• [Your goal]:
Filter the records below down to lines containing "horn".

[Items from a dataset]
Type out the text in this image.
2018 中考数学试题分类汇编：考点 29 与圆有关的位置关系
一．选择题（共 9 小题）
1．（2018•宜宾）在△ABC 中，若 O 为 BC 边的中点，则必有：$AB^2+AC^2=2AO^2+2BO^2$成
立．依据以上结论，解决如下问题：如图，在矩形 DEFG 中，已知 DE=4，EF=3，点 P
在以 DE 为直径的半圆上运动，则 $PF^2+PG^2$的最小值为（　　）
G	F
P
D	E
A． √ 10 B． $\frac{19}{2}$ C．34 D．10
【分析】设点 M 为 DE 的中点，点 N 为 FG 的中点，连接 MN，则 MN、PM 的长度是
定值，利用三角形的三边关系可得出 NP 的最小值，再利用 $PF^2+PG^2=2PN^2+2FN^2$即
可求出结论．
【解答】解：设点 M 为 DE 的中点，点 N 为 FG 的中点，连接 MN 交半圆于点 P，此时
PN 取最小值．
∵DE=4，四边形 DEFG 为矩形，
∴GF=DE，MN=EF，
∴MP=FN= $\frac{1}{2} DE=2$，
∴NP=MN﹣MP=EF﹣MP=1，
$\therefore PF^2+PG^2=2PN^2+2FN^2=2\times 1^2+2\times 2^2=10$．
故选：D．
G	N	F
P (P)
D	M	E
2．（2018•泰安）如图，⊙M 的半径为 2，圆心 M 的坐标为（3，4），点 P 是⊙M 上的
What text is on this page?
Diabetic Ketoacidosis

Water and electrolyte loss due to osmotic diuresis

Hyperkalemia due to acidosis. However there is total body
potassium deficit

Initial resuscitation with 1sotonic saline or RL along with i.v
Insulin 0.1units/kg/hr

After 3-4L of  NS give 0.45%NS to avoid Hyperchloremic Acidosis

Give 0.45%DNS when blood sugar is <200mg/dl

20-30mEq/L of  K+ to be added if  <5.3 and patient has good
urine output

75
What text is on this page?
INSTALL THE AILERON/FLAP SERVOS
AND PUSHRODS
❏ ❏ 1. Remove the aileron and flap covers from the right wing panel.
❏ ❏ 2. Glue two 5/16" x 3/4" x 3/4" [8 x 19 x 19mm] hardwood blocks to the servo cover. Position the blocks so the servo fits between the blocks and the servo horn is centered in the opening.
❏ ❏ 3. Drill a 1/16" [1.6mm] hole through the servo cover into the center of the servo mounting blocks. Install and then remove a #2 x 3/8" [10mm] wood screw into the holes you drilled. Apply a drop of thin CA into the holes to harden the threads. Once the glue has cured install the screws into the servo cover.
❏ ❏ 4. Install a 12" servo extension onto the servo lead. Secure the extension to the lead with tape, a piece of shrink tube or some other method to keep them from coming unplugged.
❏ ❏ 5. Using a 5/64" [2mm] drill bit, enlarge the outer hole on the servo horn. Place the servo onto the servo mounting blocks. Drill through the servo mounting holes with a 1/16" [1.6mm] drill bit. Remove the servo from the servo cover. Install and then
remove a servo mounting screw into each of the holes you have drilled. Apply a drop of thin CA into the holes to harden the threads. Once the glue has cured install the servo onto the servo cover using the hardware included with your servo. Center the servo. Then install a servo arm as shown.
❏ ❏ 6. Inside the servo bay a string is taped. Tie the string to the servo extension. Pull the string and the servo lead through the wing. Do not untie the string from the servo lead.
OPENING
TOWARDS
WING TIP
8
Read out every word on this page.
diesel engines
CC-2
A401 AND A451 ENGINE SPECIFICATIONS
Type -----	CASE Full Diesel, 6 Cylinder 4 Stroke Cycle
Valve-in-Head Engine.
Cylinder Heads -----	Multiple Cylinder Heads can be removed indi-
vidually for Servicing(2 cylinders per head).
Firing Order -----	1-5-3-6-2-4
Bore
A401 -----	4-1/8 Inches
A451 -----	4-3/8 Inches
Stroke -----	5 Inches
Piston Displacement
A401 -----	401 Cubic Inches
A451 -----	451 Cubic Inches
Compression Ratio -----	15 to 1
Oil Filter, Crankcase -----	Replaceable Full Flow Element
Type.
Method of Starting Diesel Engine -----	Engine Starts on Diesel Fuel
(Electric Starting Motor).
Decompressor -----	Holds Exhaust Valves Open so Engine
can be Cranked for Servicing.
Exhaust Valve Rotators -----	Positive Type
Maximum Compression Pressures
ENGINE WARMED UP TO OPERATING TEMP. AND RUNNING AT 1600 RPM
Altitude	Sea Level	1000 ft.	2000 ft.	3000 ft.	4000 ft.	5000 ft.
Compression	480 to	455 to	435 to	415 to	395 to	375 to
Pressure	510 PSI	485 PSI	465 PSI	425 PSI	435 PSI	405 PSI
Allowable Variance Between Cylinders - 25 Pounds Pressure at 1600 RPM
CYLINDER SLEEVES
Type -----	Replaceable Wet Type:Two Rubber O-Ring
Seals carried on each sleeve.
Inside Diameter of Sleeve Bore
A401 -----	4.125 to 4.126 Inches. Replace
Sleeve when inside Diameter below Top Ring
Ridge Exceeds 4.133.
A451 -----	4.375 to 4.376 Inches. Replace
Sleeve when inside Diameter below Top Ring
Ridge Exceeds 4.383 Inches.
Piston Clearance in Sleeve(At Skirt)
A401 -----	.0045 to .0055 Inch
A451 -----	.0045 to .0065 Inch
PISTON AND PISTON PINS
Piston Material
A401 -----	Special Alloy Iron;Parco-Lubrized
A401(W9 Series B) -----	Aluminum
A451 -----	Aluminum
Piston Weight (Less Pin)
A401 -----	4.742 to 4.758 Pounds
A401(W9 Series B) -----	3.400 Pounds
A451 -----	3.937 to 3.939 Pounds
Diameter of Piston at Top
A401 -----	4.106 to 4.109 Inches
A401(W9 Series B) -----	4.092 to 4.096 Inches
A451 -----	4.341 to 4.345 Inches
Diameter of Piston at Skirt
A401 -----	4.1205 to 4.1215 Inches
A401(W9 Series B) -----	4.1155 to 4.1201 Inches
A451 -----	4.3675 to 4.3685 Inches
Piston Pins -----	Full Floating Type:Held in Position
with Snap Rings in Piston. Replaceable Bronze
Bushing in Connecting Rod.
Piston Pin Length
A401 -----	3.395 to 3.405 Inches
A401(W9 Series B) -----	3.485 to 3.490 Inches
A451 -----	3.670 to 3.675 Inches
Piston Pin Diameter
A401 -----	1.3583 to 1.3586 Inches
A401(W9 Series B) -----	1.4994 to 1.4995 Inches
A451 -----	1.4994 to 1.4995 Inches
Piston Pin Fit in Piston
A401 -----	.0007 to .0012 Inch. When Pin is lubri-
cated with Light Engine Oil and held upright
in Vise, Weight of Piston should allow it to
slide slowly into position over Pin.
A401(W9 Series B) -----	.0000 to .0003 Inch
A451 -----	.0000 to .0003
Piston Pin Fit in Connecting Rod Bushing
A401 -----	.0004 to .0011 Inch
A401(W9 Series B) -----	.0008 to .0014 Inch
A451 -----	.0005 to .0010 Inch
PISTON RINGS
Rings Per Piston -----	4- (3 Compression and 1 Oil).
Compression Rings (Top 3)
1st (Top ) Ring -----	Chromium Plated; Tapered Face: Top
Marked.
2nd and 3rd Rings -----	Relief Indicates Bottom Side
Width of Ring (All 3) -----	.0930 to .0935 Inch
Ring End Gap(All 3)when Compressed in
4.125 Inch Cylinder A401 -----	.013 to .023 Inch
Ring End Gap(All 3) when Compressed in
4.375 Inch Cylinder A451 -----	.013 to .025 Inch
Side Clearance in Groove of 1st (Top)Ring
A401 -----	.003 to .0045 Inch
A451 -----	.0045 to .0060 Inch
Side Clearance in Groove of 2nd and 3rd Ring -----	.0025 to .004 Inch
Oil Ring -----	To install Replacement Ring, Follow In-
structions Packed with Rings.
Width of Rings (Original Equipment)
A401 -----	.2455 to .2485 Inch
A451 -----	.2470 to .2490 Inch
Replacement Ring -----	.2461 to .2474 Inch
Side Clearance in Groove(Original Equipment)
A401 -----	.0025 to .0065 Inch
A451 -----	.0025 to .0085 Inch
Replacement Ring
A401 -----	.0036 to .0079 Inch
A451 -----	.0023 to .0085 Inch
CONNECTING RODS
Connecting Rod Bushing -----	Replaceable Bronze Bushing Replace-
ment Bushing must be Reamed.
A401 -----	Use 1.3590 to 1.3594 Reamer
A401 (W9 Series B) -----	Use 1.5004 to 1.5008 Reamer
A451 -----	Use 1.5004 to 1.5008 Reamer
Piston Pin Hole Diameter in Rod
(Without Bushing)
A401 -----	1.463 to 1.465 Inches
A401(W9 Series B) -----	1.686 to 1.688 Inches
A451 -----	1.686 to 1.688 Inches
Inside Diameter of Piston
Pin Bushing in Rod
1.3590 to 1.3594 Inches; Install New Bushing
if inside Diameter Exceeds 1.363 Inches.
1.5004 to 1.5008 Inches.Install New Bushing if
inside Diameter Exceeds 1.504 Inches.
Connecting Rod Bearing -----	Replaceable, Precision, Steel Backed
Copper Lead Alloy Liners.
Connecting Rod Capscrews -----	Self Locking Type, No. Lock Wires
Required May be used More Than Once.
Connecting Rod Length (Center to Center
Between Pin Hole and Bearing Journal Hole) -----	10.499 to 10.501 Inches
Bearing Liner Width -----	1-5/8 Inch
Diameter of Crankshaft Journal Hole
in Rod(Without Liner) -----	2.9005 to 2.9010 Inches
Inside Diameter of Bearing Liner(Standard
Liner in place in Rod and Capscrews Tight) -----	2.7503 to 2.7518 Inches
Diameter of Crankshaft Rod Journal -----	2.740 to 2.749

• [Solution to this problem]:
❏ ❏ 2. Glue two 5/16" x 3/4" x 3/4" [8 x 19 x 19mm] hardwood blocks to the servo cover. Position the blocks so the servo fits between the blocks and the servo horn is centered in the opening.
❏ ❏ 5. Using a 5/64" [2mm] drill bit, enlarge the outer hole on the servo horn. Place the servo onto the servo mounting blocks. Drill through the servo mounting holes with a 1/16" [1.6mm] drill bit. Remove the servo from the servo cover. Install and then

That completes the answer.